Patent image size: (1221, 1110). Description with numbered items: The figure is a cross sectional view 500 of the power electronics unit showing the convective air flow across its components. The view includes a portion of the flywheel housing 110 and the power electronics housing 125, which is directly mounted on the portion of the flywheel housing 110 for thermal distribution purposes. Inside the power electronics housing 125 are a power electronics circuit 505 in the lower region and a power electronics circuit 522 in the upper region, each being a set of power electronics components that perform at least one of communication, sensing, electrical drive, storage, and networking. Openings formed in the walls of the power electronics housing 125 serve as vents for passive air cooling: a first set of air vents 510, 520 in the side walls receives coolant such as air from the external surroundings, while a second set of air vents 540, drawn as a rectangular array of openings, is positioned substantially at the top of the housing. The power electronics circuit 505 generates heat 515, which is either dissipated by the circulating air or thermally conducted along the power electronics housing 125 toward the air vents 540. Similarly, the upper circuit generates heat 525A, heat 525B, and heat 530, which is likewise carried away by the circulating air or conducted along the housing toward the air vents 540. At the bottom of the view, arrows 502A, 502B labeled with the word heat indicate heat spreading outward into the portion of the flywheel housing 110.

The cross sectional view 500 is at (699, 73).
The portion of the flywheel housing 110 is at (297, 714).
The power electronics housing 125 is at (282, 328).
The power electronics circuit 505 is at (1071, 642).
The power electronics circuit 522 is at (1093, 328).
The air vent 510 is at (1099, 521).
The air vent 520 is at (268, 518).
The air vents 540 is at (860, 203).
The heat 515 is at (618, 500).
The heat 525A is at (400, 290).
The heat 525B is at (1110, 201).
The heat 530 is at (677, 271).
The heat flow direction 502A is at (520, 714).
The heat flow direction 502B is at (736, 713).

======

- Objective -
Collect every line above that contains the word "view", and copy each one in full.

- Result of the exercise -
Patent image size: (1221, 1110). Description with numbered items: The figure is a cross sectional view 500 of the power electronics unit showing the convective air flow across its components. The view includes a portion of the flywheel housing 110 and the power electronics housing 125, which is directly mounted on the portion of the flywheel housing 110 for thermal distribution purposes. Inside the power electronics housing 125 are a power electronics circuit 505 in the lower region and a power electronics circuit 522 in the upper region, each being a set of power electronics components that perform at least one of communication, sensing, electrical drive, storage, and networking. Openings formed in the walls of the power electronics housing 125 serve as vents for passive air cooling: a first set of air vents 510, 520 in the side walls receives coolant such as air from the external surroundings, while a second set of air vents 540, drawn as a rectangular array of openings, is positioned substantially at the top of the housing. The power electronics circuit 505 generates heat 515, which is either dissipated by the circulating air or thermally conducted along the power electronics housing 125 toward the air vents 540. Similarly, the upper circuit generates heat 525A, heat 525B, and heat 530, which is likewise carried away by the circulating air or conducted along the housing toward the air vents 540. At the bottom of the view, arrows 502A, 502B labeled with the word heat indicate heat spreading outward into the portion of the flywheel housing 110.
The cross sectional view 500 is at (699, 73).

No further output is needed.